[Extracted data entries]
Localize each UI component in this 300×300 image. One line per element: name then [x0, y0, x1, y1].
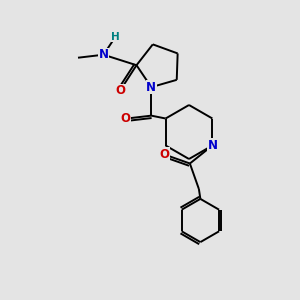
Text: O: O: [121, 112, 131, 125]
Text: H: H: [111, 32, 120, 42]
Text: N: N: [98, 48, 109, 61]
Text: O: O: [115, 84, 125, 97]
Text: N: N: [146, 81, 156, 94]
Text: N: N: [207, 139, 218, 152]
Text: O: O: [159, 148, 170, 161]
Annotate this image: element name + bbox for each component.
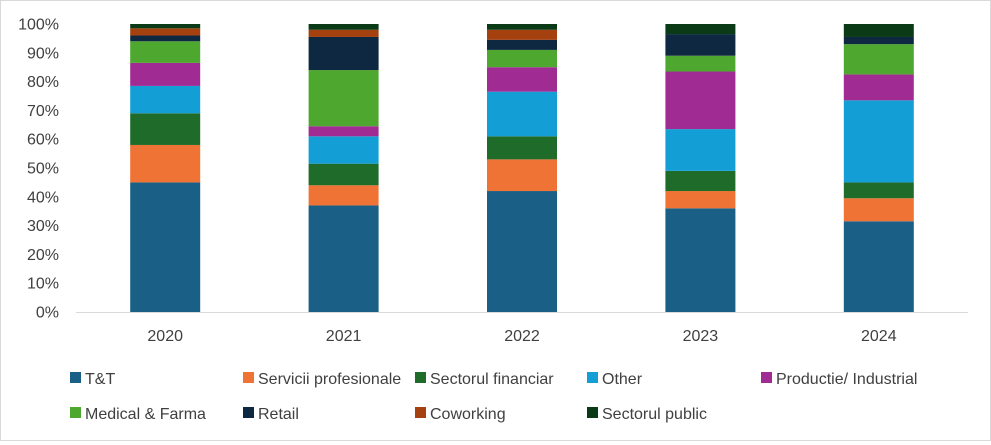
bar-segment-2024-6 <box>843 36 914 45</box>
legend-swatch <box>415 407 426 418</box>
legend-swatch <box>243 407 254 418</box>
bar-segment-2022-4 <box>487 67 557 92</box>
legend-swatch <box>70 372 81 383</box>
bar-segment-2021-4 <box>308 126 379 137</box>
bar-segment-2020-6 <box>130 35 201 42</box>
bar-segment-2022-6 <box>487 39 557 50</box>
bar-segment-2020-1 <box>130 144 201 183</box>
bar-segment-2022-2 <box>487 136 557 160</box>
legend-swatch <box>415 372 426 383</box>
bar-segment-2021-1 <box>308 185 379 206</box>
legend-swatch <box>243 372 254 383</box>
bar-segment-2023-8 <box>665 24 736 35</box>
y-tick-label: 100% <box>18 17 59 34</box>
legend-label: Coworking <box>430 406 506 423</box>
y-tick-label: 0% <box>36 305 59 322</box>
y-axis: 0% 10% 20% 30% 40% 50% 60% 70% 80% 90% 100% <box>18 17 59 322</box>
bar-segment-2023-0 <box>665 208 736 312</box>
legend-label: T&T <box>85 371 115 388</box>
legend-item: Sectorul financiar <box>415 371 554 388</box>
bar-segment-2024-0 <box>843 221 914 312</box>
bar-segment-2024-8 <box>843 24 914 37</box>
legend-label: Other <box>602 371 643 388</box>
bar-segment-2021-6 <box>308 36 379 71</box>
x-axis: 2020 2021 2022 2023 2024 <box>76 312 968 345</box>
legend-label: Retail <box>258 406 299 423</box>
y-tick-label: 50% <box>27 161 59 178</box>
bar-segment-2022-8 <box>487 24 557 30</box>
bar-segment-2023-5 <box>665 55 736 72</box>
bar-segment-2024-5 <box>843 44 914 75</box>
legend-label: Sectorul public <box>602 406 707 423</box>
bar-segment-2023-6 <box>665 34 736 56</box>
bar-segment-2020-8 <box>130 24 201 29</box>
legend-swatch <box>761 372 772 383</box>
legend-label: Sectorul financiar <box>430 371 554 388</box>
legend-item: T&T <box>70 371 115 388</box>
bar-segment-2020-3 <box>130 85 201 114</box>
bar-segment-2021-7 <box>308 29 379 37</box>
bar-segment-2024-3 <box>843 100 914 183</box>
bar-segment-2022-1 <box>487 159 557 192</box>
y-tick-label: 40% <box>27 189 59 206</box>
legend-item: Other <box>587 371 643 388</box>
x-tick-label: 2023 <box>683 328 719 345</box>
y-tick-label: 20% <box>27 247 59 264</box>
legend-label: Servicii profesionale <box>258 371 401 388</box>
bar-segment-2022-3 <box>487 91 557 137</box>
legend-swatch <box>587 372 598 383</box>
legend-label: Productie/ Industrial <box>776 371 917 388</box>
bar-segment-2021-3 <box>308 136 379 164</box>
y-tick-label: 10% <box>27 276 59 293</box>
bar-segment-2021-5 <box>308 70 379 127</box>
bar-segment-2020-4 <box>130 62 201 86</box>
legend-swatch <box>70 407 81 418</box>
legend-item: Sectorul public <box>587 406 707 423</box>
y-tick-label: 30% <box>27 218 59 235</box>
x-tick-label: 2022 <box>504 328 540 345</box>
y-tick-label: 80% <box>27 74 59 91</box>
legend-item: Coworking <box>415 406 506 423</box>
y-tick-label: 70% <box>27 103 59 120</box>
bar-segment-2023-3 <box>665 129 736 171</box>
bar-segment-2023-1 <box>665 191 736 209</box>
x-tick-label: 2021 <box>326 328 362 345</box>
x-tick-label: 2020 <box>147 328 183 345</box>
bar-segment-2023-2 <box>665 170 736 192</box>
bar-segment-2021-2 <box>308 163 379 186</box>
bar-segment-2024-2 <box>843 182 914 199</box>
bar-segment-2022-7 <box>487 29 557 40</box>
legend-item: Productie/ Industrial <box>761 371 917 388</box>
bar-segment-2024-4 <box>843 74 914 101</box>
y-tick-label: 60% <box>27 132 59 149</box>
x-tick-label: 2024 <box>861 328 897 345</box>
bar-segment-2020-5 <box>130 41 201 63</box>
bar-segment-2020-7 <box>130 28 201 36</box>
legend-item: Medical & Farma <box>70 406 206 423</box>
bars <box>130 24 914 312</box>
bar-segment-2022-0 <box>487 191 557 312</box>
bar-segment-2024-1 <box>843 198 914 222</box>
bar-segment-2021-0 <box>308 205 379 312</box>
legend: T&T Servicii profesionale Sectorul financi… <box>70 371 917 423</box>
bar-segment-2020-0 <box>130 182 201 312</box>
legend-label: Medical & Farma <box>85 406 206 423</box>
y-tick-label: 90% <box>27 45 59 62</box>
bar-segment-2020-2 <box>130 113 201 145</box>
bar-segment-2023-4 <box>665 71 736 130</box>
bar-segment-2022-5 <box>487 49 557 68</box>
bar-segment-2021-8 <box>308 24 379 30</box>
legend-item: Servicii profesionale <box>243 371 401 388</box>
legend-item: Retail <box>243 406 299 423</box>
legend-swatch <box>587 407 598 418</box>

* * *

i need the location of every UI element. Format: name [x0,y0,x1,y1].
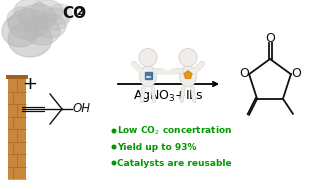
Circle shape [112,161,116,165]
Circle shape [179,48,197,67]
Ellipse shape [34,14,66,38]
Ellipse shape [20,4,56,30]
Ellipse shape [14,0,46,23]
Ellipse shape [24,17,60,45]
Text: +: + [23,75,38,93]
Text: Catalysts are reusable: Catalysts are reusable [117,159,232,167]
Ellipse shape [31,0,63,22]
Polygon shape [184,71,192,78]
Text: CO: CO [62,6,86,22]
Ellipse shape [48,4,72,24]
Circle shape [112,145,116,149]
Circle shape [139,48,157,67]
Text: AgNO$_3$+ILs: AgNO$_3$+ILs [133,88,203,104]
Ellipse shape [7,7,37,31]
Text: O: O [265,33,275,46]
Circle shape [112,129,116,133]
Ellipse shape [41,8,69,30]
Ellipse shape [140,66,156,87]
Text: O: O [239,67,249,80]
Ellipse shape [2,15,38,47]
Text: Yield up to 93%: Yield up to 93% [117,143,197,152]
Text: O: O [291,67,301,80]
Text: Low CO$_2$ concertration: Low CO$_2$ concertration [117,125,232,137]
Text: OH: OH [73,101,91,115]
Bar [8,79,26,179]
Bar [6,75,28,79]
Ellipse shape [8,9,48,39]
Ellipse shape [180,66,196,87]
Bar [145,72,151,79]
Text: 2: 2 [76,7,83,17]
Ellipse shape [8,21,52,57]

==

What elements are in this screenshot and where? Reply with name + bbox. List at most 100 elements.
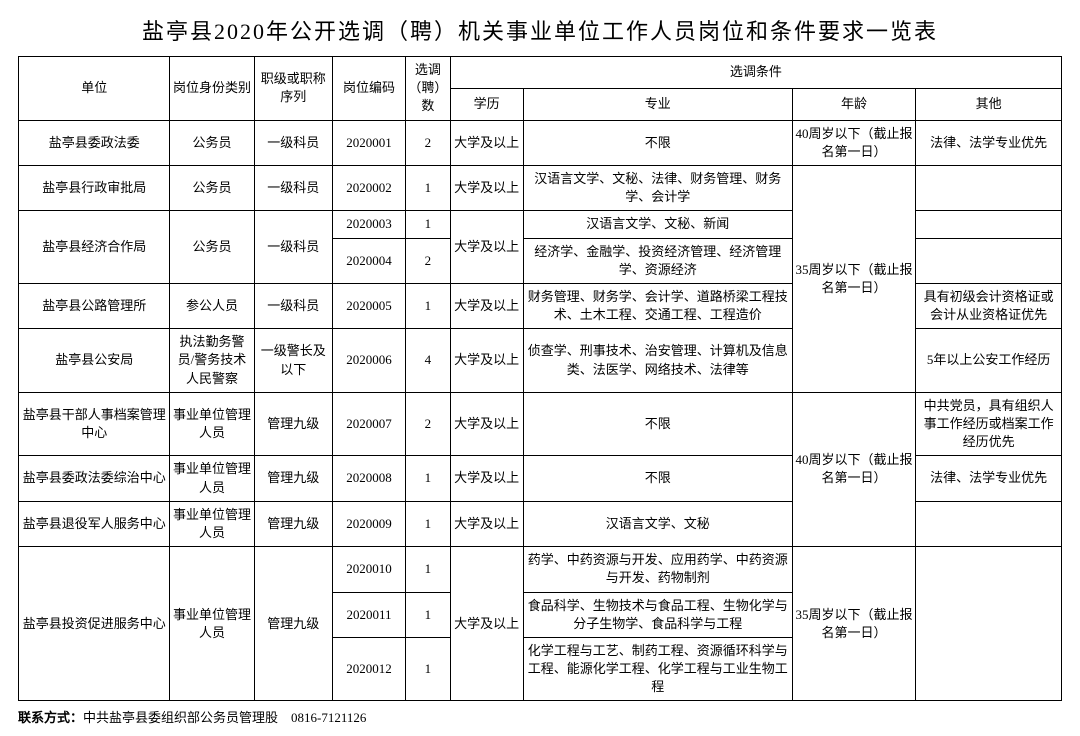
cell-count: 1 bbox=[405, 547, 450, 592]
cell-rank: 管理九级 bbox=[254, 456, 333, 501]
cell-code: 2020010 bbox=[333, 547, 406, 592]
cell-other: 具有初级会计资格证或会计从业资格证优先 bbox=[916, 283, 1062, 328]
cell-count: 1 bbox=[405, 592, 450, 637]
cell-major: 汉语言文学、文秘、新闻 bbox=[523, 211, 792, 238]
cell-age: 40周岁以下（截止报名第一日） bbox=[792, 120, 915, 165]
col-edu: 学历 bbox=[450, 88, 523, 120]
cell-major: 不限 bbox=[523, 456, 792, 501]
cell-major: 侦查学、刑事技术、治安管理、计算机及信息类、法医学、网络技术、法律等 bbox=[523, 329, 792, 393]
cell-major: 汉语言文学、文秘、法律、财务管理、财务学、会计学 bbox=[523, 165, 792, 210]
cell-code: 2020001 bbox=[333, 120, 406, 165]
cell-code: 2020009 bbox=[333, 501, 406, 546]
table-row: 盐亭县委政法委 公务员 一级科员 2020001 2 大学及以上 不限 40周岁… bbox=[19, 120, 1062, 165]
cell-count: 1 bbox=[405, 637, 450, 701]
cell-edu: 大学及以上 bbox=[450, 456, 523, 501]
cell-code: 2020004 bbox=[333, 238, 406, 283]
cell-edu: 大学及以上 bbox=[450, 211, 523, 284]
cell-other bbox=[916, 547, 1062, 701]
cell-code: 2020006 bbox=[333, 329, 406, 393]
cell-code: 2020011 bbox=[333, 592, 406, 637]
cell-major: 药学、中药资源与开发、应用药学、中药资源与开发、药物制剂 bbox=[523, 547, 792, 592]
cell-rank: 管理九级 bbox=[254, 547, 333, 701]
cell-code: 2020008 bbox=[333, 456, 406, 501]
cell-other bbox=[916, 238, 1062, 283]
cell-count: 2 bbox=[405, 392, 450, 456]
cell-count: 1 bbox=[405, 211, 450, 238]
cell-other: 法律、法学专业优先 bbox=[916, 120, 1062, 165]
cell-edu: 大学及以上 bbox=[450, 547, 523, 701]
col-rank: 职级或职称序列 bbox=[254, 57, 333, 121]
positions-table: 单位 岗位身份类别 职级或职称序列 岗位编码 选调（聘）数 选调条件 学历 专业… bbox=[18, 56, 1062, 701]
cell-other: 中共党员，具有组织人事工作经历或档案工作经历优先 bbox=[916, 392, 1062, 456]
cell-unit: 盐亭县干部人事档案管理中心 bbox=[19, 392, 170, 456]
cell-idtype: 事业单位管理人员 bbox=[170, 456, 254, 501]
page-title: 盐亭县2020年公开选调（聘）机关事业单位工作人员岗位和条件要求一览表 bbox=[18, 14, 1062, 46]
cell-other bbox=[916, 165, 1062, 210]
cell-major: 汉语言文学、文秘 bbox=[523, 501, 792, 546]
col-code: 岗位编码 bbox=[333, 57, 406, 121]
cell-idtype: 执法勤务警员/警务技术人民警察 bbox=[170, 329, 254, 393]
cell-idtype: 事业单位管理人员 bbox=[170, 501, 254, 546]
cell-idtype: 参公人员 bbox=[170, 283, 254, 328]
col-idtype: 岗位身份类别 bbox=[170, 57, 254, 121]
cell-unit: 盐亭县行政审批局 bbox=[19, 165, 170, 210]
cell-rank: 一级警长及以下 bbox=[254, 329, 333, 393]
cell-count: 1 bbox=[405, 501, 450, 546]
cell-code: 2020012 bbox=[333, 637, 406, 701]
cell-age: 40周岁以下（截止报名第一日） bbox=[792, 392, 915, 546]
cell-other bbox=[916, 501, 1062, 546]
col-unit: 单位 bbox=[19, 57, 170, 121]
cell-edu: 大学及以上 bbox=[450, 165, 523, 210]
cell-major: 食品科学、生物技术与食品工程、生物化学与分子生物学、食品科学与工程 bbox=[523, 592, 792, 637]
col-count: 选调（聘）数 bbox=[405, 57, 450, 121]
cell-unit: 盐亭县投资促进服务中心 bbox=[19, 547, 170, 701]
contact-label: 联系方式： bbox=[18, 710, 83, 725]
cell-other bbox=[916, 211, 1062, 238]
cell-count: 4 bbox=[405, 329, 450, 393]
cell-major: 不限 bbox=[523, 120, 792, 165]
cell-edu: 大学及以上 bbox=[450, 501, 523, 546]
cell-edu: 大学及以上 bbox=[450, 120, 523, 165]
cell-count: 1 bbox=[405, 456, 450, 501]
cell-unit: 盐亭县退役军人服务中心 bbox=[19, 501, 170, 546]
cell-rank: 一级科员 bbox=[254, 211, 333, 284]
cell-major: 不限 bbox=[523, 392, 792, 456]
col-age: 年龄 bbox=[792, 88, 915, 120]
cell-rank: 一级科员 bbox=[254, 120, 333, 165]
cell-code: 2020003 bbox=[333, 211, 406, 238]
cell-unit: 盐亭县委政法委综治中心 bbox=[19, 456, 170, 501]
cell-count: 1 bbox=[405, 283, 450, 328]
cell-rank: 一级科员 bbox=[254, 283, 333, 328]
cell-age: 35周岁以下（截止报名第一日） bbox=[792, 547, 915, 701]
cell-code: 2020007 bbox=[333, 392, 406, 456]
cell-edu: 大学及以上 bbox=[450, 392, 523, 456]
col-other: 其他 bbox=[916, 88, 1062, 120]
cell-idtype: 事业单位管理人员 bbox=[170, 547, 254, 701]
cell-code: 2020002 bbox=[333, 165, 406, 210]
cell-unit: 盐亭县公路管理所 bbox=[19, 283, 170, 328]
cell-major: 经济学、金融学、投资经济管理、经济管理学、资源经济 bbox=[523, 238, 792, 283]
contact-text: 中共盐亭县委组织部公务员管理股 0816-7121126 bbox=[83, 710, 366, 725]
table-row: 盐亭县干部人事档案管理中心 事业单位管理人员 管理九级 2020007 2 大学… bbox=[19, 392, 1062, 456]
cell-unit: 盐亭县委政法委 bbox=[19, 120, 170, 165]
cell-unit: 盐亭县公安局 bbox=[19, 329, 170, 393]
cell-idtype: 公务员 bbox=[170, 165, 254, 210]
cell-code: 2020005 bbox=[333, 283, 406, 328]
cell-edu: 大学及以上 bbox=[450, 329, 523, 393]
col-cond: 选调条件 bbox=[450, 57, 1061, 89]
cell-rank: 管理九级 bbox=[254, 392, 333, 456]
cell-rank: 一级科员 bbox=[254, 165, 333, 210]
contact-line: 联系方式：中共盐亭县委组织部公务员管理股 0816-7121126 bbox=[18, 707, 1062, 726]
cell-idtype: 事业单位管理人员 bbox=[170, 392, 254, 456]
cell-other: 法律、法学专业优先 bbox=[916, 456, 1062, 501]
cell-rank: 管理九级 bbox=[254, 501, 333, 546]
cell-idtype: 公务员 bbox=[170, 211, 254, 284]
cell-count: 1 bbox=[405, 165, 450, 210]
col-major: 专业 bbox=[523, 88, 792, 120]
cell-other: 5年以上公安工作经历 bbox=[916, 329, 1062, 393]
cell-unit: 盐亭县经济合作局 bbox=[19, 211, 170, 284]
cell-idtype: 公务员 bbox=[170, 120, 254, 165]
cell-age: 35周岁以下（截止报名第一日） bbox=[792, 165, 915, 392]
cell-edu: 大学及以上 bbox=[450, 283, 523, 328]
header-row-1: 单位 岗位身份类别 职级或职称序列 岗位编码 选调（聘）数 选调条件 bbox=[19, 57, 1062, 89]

WHAT IS ASKED =>
Quote the items starting with the line containing "Text: O: O: [121, 112, 131, 125]" and continuing through the line containing "Annotate this image: element", both included.

SOLUTION TO THE PROBLEM =>
Text: O: O: [121, 112, 131, 125]
Text: H: H: [111, 32, 120, 42]
Text: N: N: [98, 48, 109, 61]
Text: O: O: [115, 84, 125, 97]
Text: N: N: [146, 81, 156, 94]
Text: N: N: [207, 139, 218, 152]
Text: O: O: [159, 148, 170, 161]
Annotate this image: element name + bbox for each component.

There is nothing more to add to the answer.